Start of Material to process

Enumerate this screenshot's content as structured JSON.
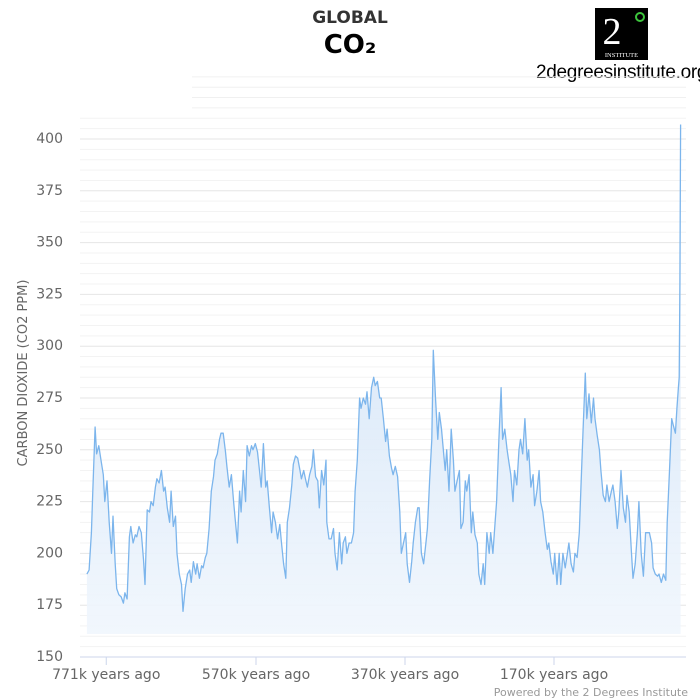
{
  "title": "GLOBAL",
  "subtitle": "CO₂",
  "logo": {
    "text": "2°",
    "caption": "INSTITUTE",
    "colors": {
      "background": "#000000",
      "ring": "#3cc43c"
    }
  },
  "site": "2degreesinstitute.org",
  "credits": "Powered by the 2 Degrees Institute",
  "chart_data": {
    "type": "area",
    "title": "GLOBAL CO₂",
    "xlabel": "",
    "ylabel": "CARBON DIOXIDE (CO2 PPM)",
    "x_unit": "thousand years ago",
    "xlim": [
      797,
      0
    ],
    "ylim": [
      150,
      410
    ],
    "y_ticks": [
      150,
      175,
      200,
      225,
      250,
      275,
      300,
      325,
      350,
      375,
      400
    ],
    "x_ticks": [
      {
        "value": 771,
        "label": "771k years ago"
      },
      {
        "value": 570,
        "label": "570k years ago"
      },
      {
        "value": 370,
        "label": "370k years ago"
      },
      {
        "value": 170,
        "label": "170k years ago"
      }
    ],
    "grid": true,
    "legend": "none",
    "colors": {
      "line": "#7cb5ec",
      "fill_top": "#c9def5",
      "fill_bottom": "#f0f6fd",
      "grid": "#e6e6e6"
    },
    "years_ago_k": [
      797,
      794,
      791,
      789,
      786,
      784,
      781,
      778,
      775,
      773,
      770,
      767,
      764,
      762,
      759,
      757,
      754,
      751,
      748,
      746,
      743,
      740,
      738,
      735,
      732,
      730,
      727,
      724,
      721,
      719,
      716,
      713,
      711,
      708,
      705,
      703,
      700,
      697,
      694,
      692,
      689,
      686,
      684,
      681,
      678,
      676,
      673,
      670,
      668,
      665,
      662,
      659,
      657,
      654,
      651,
      649,
      646,
      643,
      641,
      638,
      636,
      633,
      630,
      627,
      625,
      622,
      619,
      617,
      614,
      611,
      609,
      606,
      603,
      600,
      598,
      595,
      592,
      590,
      587,
      584,
      582,
      579,
      576,
      574,
      571,
      568,
      565,
      563,
      560,
      557,
      555,
      552,
      549,
      547,
      544,
      541,
      538,
      536,
      533,
      530,
      528,
      525,
      522,
      520,
      517,
      514,
      511,
      509,
      506,
      503,
      501,
      498,
      495,
      493,
      490,
      487,
      485,
      482,
      479,
      476,
      475,
      472,
      469,
      466,
      464,
      461,
      458,
      455,
      453,
      450,
      448,
      445,
      442,
      439,
      437,
      434,
      431,
      429,
      426,
      423,
      421,
      418,
      415,
      412,
      410,
      407,
      404,
      402,
      399,
      396,
      394,
      391,
      388,
      386,
      383,
      380,
      377,
      375,
      372,
      369,
      367,
      364,
      361,
      359,
      356,
      353,
      351,
      348,
      345,
      342,
      340,
      337,
      334,
      332,
      329,
      326,
      324,
      321,
      318,
      316,
      314,
      311,
      308,
      305,
      303,
      300,
      297,
      295,
      292,
      289,
      287,
      284,
      281,
      279,
      276,
      273,
      271,
      268,
      265,
      263,
      260,
      257,
      255,
      252,
      249,
      247,
      244,
      241,
      239,
      236,
      233,
      231,
      228,
      225,
      223,
      220,
      217,
      215,
      212,
      209,
      206,
      204,
      201,
      198,
      196,
      193,
      190,
      188,
      185,
      182,
      179,
      177,
      174,
      171,
      169,
      166,
      163,
      161,
      158,
      155,
      152,
      150,
      147,
      144,
      142,
      139,
      136,
      134,
      131,
      128,
      126,
      123,
      120,
      117,
      115,
      112,
      109,
      107,
      104,
      101,
      99,
      96,
      93,
      91,
      88,
      85,
      83,
      80,
      77,
      74,
      72,
      69,
      66,
      64,
      61,
      58,
      56,
      53,
      50,
      47,
      45,
      42,
      39,
      37,
      34,
      31,
      29,
      26,
      23,
      20,
      18,
      15,
      12,
      10,
      7,
      5,
      3,
      2,
      1,
      0
    ],
    "co2_ppm": [
      190,
      192,
      210,
      230,
      261,
      248,
      252,
      245,
      238,
      225,
      235,
      215,
      200,
      218,
      195,
      183,
      180,
      179,
      176,
      181,
      178,
      208,
      213,
      205,
      209,
      208,
      213,
      210,
      197,
      185,
      221,
      220,
      225,
      223,
      232,
      236,
      234,
      240,
      230,
      232,
      222,
      215,
      230,
      213,
      218,
      200,
      190,
      185,
      172,
      183,
      190,
      192,
      186,
      196,
      190,
      195,
      188,
      194,
      193,
      198,
      200,
      212,
      230,
      237,
      245,
      248,
      255,
      258,
      258,
      249,
      242,
      232,
      238,
      225,
      217,
      205,
      230,
      220,
      240,
      225,
      252,
      247,
      252,
      250,
      253,
      249,
      239,
      232,
      253,
      232,
      235,
      222,
      210,
      220,
      215,
      207,
      214,
      206,
      195,
      188,
      215,
      222,
      233,
      243,
      247,
      246,
      240,
      236,
      240,
      235,
      232,
      238,
      242,
      250,
      237,
      235,
      222,
      240,
      233,
      245,
      215,
      207,
      207,
      212,
      200,
      192,
      210,
      195,
      205,
      208,
      200,
      205,
      205,
      210,
      230,
      245,
      275,
      270,
      275,
      272,
      278,
      265,
      280,
      285,
      281,
      283,
      275,
      275,
      265,
      254,
      260,
      247,
      241,
      238,
      242,
      237,
      220,
      200,
      205,
      210,
      195,
      186,
      196,
      205,
      215,
      222,
      222,
      200,
      195,
      205,
      212,
      235,
      255,
      298,
      275,
      255,
      268,
      260,
      248,
      240,
      250,
      230,
      260,
      245,
      230,
      235,
      240,
      212,
      215,
      235,
      230,
      238,
      210,
      220,
      209,
      205,
      190,
      185,
      195,
      185,
      210,
      200,
      210,
      200,
      215,
      225,
      255,
      280,
      255,
      260,
      250,
      245,
      238,
      225,
      240,
      233,
      250,
      255,
      248,
      265,
      245,
      250,
      232,
      238,
      223,
      230,
      240,
      225,
      220,
      210,
      202,
      205,
      196,
      190,
      200,
      185,
      200,
      185,
      200,
      193,
      200,
      205,
      195,
      191,
      200,
      198,
      210,
      230,
      260,
      287,
      265,
      277,
      263,
      275,
      265,
      257,
      250,
      240,
      228,
      225,
      233,
      225,
      230,
      233,
      225,
      212,
      220,
      240,
      222,
      215,
      228,
      220,
      200,
      188,
      195,
      210,
      225,
      200,
      189,
      210,
      210,
      210,
      205,
      193,
      190,
      189,
      190,
      186,
      190,
      187,
      215,
      240,
      265,
      262,
      258,
      270,
      280,
      285,
      330,
      407
    ]
  }
}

End of Material to process

▸ Work to complete
Strip out the images, then output the records above word for word.

▸ Exercise result
Enumerate this screenshot's content as structured JSON.
{
  "title": "GLOBAL",
  "subtitle": "CO₂",
  "logo": {
    "text": "2°",
    "caption": "INSTITUTE",
    "colors": {
      "background": "#000000",
      "ring": "#3cc43c"
    }
  },
  "site": "2degreesinstitute.org",
  "credits": "Powered by the 2 Degrees Institute",
  "chart_data": {
    "type": "area",
    "title": "GLOBAL CO₂",
    "xlabel": "",
    "ylabel": "CARBON DIOXIDE (CO2 PPM)",
    "x_unit": "thousand years ago",
    "xlim": [
      797,
      0
    ],
    "ylim": [
      150,
      410
    ],
    "y_ticks": [
      150,
      175,
      200,
      225,
      250,
      275,
      300,
      325,
      350,
      375,
      400
    ],
    "x_ticks": [
      {
        "value": 771,
        "label": "771k years ago"
      },
      {
        "value": 570,
        "label": "570k years ago"
      },
      {
        "value": 370,
        "label": "370k years ago"
      },
      {
        "value": 170,
        "label": "170k years ago"
      }
    ],
    "grid": true,
    "legend": "none",
    "colors": {
      "line": "#7cb5ec",
      "fill_top": "#c9def5",
      "fill_bottom": "#f0f6fd",
      "grid": "#e6e6e6"
    },
    "years_ago_k": [
      797,
      794,
      791,
      789,
      786,
      784,
      781,
      778,
      775,
      773,
      770,
      767,
      764,
      762,
      759,
      757,
      754,
      751,
      748,
      746,
      743,
      740,
      738,
      735,
      732,
      730,
      727,
      724,
      721,
      719,
      716,
      713,
      711,
      708,
      705,
      703,
      700,
      697,
      694,
      692,
      689,
      686,
      684,
      681,
      678,
      676,
      673,
      670,
      668,
      665,
      662,
      659,
      657,
      654,
      651,
      649,
      646,
      643,
      641,
      638,
      636,
      633,
      630,
      627,
      625,
      622,
      619,
      617,
      614,
      611,
      609,
      606,
      603,
      600,
      598,
      595,
      592,
      590,
      587,
      584,
      582,
      579,
      576,
      574,
      571,
      568,
      565,
      563,
      560,
      557,
      555,
      552,
      549,
      547,
      544,
      541,
      538,
      536,
      533,
      530,
      528,
      525,
      522,
      520,
      517,
      514,
      511,
      509,
      506,
      503,
      501,
      498,
      495,
      493,
      490,
      487,
      485,
      482,
      479,
      476,
      475,
      472,
      469,
      466,
      464,
      461,
      458,
      455,
      453,
      450,
      448,
      445,
      442,
      439,
      437,
      434,
      431,
      429,
      426,
      423,
      421,
      418,
      415,
      412,
      410,
      407,
      404,
      402,
      399,
      396,
      394,
      391,
      388,
      386,
      383,
      380,
      377,
      375,
      372,
      369,
      367,
      364,
      361,
      359,
      356,
      353,
      351,
      348,
      345,
      342,
      340,
      337,
      334,
      332,
      329,
      326,
      324,
      321,
      318,
      316,
      314,
      311,
      308,
      305,
      303,
      300,
      297,
      295,
      292,
      289,
      287,
      284,
      281,
      279,
      276,
      273,
      271,
      268,
      265,
      263,
      260,
      257,
      255,
      252,
      249,
      247,
      244,
      241,
      239,
      236,
      233,
      231,
      228,
      225,
      223,
      220,
      217,
      215,
      212,
      209,
      206,
      204,
      201,
      198,
      196,
      193,
      190,
      188,
      185,
      182,
      179,
      177,
      174,
      171,
      169,
      166,
      163,
      161,
      158,
      155,
      152,
      150,
      147,
      144,
      142,
      139,
      136,
      134,
      131,
      128,
      126,
      123,
      120,
      117,
      115,
      112,
      109,
      107,
      104,
      101,
      99,
      96,
      93,
      91,
      88,
      85,
      83,
      80,
      77,
      74,
      72,
      69,
      66,
      64,
      61,
      58,
      56,
      53,
      50,
      47,
      45,
      42,
      39,
      37,
      34,
      31,
      29,
      26,
      23,
      20,
      18,
      15,
      12,
      10,
      7,
      5,
      3,
      2,
      1,
      0
    ],
    "co2_ppm": [
      190,
      192,
      210,
      230,
      261,
      248,
      252,
      245,
      238,
      225,
      235,
      215,
      200,
      218,
      195,
      183,
      180,
      179,
      176,
      181,
      178,
      208,
      213,
      205,
      209,
      208,
      213,
      210,
      197,
      185,
      221,
      220,
      225,
      223,
      232,
      236,
      234,
      240,
      230,
      232,
      222,
      215,
      230,
      213,
      218,
      200,
      190,
      185,
      172,
      183,
      190,
      192,
      186,
      196,
      190,
      195,
      188,
      194,
      193,
      198,
      200,
      212,
      230,
      237,
      245,
      248,
      255,
      258,
      258,
      249,
      242,
      232,
      238,
      225,
      217,
      205,
      230,
      220,
      240,
      225,
      252,
      247,
      252,
      250,
      253,
      249,
      239,
      232,
      253,
      232,
      235,
      222,
      210,
      220,
      215,
      207,
      214,
      206,
      195,
      188,
      215,
      222,
      233,
      243,
      247,
      246,
      240,
      236,
      240,
      235,
      232,
      238,
      242,
      250,
      237,
      235,
      222,
      240,
      233,
      245,
      215,
      207,
      207,
      212,
      200,
      192,
      210,
      195,
      205,
      208,
      200,
      205,
      205,
      210,
      230,
      245,
      275,
      270,
      275,
      272,
      278,
      265,
      280,
      285,
      281,
      283,
      275,
      275,
      265,
      254,
      260,
      247,
      241,
      238,
      242,
      237,
      220,
      200,
      205,
      210,
      195,
      186,
      196,
      205,
      215,
      222,
      222,
      200,
      195,
      205,
      212,
      235,
      255,
      298,
      275,
      255,
      268,
      260,
      248,
      240,
      250,
      230,
      260,
      245,
      230,
      235,
      240,
      212,
      215,
      235,
      230,
      238,
      210,
      220,
      209,
      205,
      190,
      185,
      195,
      185,
      210,
      200,
      210,
      200,
      215,
      225,
      255,
      280,
      255,
      260,
      250,
      245,
      238,
      225,
      240,
      233,
      250,
      255,
      248,
      265,
      245,
      250,
      232,
      238,
      223,
      230,
      240,
      225,
      220,
      210,
      202,
      205,
      196,
      190,
      200,
      185,
      200,
      185,
      200,
      193,
      200,
      205,
      195,
      191,
      200,
      198,
      210,
      230,
      260,
      287,
      265,
      277,
      263,
      275,
      265,
      257,
      250,
      240,
      228,
      225,
      233,
      225,
      230,
      233,
      225,
      212,
      220,
      240,
      222,
      215,
      228,
      220,
      200,
      188,
      195,
      210,
      225,
      200,
      189,
      210,
      210,
      210,
      205,
      193,
      190,
      189,
      190,
      186,
      190,
      187,
      215,
      240,
      265,
      262,
      258,
      270,
      280,
      285,
      330,
      407
    ]
  }
}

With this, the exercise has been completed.